--- Work to do ---
Return the lines where the word "color" occurs.

* * * *

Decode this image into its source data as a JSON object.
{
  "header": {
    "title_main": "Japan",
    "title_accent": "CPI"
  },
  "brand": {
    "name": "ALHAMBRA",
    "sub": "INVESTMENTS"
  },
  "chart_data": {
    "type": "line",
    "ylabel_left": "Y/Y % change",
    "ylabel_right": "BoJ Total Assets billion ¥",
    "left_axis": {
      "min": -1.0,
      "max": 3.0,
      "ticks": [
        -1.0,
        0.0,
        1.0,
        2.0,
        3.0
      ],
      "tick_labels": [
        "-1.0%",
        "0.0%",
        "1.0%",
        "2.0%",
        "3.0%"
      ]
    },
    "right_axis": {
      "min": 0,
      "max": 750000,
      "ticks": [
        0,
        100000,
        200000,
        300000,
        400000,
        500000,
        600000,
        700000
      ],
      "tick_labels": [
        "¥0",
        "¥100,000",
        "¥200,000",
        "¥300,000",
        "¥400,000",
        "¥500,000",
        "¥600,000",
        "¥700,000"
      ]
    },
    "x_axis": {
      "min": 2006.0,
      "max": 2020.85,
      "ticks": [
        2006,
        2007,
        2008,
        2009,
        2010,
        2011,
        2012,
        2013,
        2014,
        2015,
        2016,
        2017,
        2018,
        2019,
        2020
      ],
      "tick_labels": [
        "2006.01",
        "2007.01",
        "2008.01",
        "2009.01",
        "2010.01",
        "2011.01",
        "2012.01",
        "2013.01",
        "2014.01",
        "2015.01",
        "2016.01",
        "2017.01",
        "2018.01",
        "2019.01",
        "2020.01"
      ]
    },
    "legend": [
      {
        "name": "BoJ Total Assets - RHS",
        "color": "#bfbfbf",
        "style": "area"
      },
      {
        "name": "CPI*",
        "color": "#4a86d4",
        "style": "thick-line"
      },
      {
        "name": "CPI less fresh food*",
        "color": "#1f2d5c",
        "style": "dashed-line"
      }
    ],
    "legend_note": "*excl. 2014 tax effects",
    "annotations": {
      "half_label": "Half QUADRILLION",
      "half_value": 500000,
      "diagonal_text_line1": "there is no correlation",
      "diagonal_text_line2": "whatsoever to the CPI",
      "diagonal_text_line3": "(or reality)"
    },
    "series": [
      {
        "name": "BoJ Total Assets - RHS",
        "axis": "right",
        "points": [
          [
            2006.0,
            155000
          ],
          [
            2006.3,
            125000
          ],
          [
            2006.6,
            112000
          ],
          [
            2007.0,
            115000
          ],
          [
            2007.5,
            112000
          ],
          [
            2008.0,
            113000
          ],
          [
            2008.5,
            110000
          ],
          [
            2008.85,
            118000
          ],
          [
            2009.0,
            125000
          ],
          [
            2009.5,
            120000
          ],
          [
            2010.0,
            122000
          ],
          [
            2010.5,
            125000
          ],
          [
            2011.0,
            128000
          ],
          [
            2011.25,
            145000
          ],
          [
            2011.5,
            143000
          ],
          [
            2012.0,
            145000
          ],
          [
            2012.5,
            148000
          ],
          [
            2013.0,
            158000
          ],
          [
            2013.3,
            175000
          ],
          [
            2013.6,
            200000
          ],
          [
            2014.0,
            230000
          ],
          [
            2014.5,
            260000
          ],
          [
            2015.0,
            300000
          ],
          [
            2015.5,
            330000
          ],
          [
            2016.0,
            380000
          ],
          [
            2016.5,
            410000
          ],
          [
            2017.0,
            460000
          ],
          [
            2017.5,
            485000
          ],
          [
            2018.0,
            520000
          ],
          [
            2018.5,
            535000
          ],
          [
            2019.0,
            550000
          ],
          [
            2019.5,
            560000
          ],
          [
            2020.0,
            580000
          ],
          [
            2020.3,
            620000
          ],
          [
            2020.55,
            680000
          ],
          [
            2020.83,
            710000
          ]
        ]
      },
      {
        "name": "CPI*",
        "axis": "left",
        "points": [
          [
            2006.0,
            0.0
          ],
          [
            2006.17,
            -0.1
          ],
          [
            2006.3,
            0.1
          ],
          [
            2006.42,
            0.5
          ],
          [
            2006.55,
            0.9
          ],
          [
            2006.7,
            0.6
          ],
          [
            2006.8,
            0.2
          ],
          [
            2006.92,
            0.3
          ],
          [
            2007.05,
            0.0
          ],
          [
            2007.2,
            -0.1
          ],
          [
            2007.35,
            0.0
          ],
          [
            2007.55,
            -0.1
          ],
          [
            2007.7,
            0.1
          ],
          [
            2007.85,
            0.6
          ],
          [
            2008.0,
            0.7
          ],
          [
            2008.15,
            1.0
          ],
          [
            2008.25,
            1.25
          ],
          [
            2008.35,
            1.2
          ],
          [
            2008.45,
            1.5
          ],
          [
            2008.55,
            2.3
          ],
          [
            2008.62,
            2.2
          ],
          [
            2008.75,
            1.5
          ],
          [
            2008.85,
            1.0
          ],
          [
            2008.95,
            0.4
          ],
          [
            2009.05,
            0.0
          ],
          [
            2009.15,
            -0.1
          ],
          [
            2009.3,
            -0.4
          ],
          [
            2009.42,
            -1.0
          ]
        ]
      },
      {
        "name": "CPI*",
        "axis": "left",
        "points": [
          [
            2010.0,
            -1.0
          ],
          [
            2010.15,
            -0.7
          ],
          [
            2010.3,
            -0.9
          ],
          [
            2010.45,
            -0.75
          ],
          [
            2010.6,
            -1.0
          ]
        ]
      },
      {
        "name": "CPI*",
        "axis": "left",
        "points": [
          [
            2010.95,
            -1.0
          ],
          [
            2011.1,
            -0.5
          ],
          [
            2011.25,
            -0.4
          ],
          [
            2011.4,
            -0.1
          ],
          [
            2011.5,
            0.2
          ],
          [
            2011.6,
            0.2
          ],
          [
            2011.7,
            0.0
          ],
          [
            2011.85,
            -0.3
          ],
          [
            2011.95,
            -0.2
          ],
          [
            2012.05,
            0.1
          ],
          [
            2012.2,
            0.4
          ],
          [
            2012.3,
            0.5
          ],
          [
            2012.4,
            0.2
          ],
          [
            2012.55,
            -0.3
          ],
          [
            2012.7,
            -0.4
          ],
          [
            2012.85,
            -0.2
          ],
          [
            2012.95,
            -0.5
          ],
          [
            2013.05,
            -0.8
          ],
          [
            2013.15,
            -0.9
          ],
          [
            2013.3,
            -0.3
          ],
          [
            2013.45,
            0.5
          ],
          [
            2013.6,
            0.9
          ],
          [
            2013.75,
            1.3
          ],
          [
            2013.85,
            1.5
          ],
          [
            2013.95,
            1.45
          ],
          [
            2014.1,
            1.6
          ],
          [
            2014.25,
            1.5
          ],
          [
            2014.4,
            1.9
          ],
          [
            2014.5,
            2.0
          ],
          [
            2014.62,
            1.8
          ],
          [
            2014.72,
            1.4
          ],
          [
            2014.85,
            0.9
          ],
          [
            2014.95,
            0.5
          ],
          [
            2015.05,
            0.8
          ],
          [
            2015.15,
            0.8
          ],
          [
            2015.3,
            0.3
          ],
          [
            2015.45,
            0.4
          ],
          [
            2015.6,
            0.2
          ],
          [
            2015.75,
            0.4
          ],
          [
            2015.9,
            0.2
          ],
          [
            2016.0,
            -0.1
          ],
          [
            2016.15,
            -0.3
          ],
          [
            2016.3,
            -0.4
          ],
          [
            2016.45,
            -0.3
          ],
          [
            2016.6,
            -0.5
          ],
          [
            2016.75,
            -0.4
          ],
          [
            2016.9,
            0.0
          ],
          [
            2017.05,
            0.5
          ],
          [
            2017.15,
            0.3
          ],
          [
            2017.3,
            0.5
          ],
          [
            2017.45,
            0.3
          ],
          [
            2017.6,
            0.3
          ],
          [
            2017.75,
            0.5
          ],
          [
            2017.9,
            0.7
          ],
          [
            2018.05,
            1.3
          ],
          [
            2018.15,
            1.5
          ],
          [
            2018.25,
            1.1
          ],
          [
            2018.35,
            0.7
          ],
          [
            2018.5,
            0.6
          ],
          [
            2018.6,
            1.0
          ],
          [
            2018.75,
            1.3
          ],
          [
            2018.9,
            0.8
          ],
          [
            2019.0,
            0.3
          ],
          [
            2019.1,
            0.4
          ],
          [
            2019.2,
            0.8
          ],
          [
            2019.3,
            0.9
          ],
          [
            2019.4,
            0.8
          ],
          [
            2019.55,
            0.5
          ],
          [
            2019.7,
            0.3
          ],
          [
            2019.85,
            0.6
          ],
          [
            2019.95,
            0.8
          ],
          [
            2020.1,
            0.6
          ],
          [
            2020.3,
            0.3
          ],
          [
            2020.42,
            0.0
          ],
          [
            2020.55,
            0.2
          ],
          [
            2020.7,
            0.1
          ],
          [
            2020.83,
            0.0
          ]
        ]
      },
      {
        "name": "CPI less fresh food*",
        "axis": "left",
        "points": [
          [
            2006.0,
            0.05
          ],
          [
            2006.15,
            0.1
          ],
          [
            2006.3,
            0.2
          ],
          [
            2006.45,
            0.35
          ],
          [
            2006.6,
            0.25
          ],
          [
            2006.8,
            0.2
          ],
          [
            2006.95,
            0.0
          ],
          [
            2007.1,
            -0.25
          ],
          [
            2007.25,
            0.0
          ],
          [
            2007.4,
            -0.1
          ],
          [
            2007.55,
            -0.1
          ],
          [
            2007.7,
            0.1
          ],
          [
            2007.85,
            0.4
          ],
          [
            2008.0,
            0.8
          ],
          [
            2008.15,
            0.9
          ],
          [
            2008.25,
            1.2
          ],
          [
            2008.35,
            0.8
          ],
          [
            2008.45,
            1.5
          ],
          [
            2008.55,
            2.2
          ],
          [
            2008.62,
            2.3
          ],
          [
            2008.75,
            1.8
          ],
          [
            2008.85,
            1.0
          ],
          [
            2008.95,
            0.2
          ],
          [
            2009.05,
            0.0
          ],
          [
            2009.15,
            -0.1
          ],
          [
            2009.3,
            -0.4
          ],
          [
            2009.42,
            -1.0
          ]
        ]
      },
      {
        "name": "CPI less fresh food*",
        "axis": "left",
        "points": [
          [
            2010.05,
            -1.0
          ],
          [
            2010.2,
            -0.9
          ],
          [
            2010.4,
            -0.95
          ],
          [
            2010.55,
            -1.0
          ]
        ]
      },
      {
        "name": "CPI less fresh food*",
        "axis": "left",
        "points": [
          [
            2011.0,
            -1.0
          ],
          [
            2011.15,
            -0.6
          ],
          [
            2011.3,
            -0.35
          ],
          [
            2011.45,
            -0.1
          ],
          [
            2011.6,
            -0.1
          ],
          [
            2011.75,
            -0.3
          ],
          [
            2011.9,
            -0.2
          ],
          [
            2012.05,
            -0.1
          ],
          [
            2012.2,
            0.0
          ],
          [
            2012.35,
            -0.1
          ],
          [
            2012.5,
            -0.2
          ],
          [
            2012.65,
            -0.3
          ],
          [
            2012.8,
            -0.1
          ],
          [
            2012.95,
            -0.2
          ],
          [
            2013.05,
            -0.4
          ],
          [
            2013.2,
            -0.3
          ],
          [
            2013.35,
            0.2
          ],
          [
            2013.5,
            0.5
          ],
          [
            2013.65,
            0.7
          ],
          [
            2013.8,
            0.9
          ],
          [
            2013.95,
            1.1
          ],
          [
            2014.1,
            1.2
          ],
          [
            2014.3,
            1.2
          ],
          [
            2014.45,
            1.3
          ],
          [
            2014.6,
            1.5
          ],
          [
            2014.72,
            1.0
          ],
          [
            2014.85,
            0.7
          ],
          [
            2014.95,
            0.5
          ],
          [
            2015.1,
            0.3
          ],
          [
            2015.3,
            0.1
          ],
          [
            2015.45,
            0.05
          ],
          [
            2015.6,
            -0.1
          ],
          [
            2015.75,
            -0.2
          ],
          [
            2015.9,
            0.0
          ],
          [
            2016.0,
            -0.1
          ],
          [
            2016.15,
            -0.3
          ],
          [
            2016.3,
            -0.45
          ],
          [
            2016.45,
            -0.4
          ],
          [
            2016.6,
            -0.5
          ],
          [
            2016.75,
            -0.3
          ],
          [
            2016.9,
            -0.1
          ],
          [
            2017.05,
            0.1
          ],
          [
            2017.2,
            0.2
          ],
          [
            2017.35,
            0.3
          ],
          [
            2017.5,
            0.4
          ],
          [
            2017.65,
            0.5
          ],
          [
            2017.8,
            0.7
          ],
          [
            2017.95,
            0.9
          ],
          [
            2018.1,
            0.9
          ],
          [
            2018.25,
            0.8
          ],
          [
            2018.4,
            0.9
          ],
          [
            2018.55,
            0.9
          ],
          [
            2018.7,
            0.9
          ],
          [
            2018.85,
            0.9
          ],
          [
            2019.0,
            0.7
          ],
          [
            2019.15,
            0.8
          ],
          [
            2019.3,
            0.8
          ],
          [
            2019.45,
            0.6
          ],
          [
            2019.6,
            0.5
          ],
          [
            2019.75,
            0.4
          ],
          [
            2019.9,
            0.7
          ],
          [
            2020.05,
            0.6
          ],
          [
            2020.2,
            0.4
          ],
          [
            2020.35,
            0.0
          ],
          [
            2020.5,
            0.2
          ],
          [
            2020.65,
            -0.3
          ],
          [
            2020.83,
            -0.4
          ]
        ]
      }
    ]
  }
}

* * * *

--- Solution to the exercise ---
        "color": "#bfbfbf",
        "color": "#4a86d4",
        "color": "#1f2d5c",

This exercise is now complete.